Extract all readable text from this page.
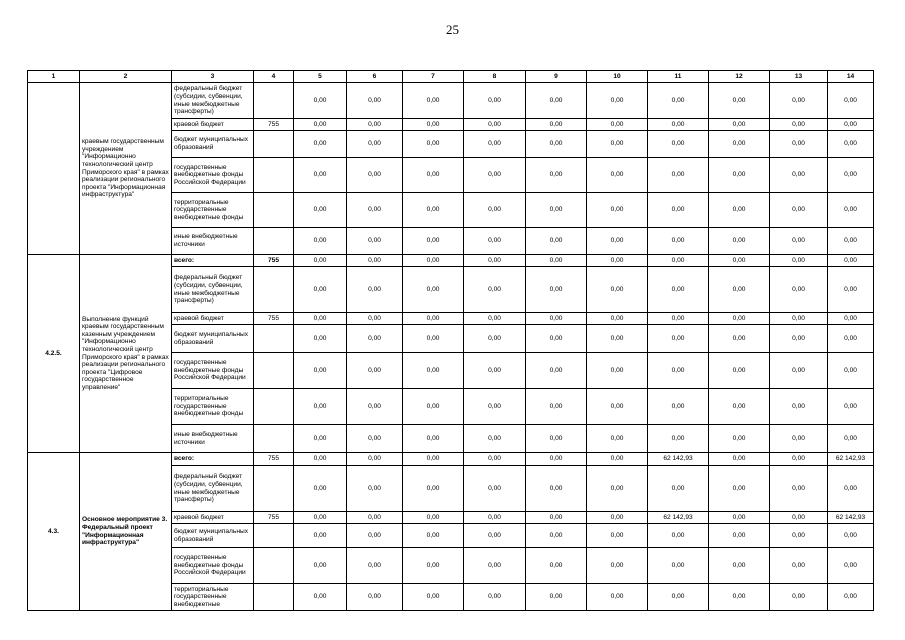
25
1	2	3	4	5	6	7	8	9	10	11	12	13	14
	краевым государственным учреждением "Информационно технологический центр Приморского края" в рамках реализации регионального проекта "Информационная инфраструктура"	федеральный бюджет (субсидии, субвенции, иные межбюджетные трансферты)		0,00	0,00	0,00	0,00	0,00	0,00	0,00	0,00	0,00	0,00
		краевой бюджет	755	0,00	0,00	0,00	0,00	0,00	0,00	0,00	0,00	0,00	0,00
		бюджет муниципальных образований		0,00	0,00	0,00	0,00	0,00	0,00	0,00	0,00	0,00	0,00
		государственные внебюджетные фонды Российской Федерации		0,00	0,00	0,00	0,00	0,00	0,00	0,00	0,00	0,00	0,00
		территориальные государственные внебюджетные фонды		0,00	0,00	0,00	0,00	0,00	0,00	0,00	0,00	0,00	0,00
		иные внебюджетные источники		0,00	0,00	0,00	0,00	0,00	0,00	0,00	0,00	0,00	0,00
4.2.5.	Выполнение функций краевым государственным казенным учреждением "Информационно технологический центр Приморского края" в рамках реализации регионального проекта "Цифровое государственное управление"	всего:	755	0,00	0,00	0,00	0,00	0,00	0,00	0,00	0,00	0,00	0,00
		федеральный бюджет (субсидии, субвенции, иные межбюджетные трансферты)		0,00	0,00	0,00	0,00	0,00	0,00	0,00	0,00	0,00	0,00
		краевой бюджет	755	0,00	0,00	0,00	0,00	0,00	0,00	0,00	0,00	0,00	0,00
		бюджет муниципальных образований		0,00	0,00	0,00	0,00	0,00	0,00	0,00	0,00	0,00	0,00
		государственные внебюджетные фонды Российской Федерации		0,00	0,00	0,00	0,00	0,00	0,00	0,00	0,00	0,00	0,00
		территориальные государственные внебюджетные фонды		0,00	0,00	0,00	0,00	0,00	0,00	0,00	0,00	0,00	0,00
		иные внебюджетные источники		0,00	0,00	0,00	0,00	0,00	0,00	0,00	0,00	0,00	0,00
4.3.	Основное мероприятие 3. Федеральный проект "Информационная инфраструктура"	всего:	755	0,00	0,00	0,00	0,00	0,00	0,00	62 142,93	0,00	0,00	62 142,93
		федеральный бюджет (субсидии, субвенции, иные межбюджетные трансферты)		0,00	0,00	0,00	0,00	0,00	0,00	0,00	0,00	0,00	0,00
		краевой бюджет	755	0,00	0,00	0,00	0,00	0,00	0,00	62 142,93	0,00	0,00	62 142,93
		бюджет муниципальных образований		0,00	0,00	0,00	0,00	0,00	0,00	0,00	0,00	0,00	0,00
		государственные внебюджетные фонды Российской Федерации		0,00	0,00	0,00	0,00	0,00	0,00	0,00	0,00	0,00	0,00
		территориальные государственные внебюджетные		0,00	0,00	0,00	0,00	0,00	0,00	0,00	0,00	0,00	0,00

▸ What the task asks
Give back every line exactly as it stands, pictures excluded.

▸ Expected answer
Extract all readable text from this page.
25
1	2	3	4	5	6	7	8	9	10	11	12	13	14
	краевым государственным учреждением "Информационно технологический центр Приморского края" в рамках реализации регионального проекта "Информационная инфраструктура"	федеральный бюджет (субсидии, субвенции, иные межбюджетные трансферты)		0,00	0,00	0,00	0,00	0,00	0,00	0,00	0,00	0,00	0,00
		краевой бюджет	755	0,00	0,00	0,00	0,00	0,00	0,00	0,00	0,00	0,00	0,00
		бюджет муниципальных образований		0,00	0,00	0,00	0,00	0,00	0,00	0,00	0,00	0,00	0,00
		государственные внебюджетные фонды Российской Федерации		0,00	0,00	0,00	0,00	0,00	0,00	0,00	0,00	0,00	0,00
		территориальные государственные внебюджетные фонды		0,00	0,00	0,00	0,00	0,00	0,00	0,00	0,00	0,00	0,00
		иные внебюджетные источники		0,00	0,00	0,00	0,00	0,00	0,00	0,00	0,00	0,00	0,00
4.2.5.	Выполнение функций краевым государственным казенным учреждением "Информационно технологический центр Приморского края" в рамках реализации регионального проекта "Цифровое государственное управление"	всего:	755	0,00	0,00	0,00	0,00	0,00	0,00	0,00	0,00	0,00	0,00
		федеральный бюджет (субсидии, субвенции, иные межбюджетные трансферты)		0,00	0,00	0,00	0,00	0,00	0,00	0,00	0,00	0,00	0,00
		краевой бюджет	755	0,00	0,00	0,00	0,00	0,00	0,00	0,00	0,00	0,00	0,00
		бюджет муниципальных образований		0,00	0,00	0,00	0,00	0,00	0,00	0,00	0,00	0,00	0,00
		государственные внебюджетные фонды Российской Федерации		0,00	0,00	0,00	0,00	0,00	0,00	0,00	0,00	0,00	0,00
		территориальные государственные внебюджетные фонды		0,00	0,00	0,00	0,00	0,00	0,00	0,00	0,00	0,00	0,00
		иные внебюджетные источники		0,00	0,00	0,00	0,00	0,00	0,00	0,00	0,00	0,00	0,00
4.3.	Основное мероприятие 3. Федеральный проект "Информационная инфраструктура"	всего:	755	0,00	0,00	0,00	0,00	0,00	0,00	62 142,93	0,00	0,00	62 142,93
		федеральный бюджет (субсидии, субвенции, иные межбюджетные трансферты)		0,00	0,00	0,00	0,00	0,00	0,00	0,00	0,00	0,00	0,00
		краевой бюджет	755	0,00	0,00	0,00	0,00	0,00	0,00	62 142,93	0,00	0,00	62 142,93
		бюджет муниципальных образований		0,00	0,00	0,00	0,00	0,00	0,00	0,00	0,00	0,00	0,00
		государственные внебюджетные фонды Российской Федерации		0,00	0,00	0,00	0,00	0,00	0,00	0,00	0,00	0,00	0,00
		территориальные государственные внебюджетные		0,00	0,00	0,00	0,00	0,00	0,00	0,00	0,00	0,00	0,00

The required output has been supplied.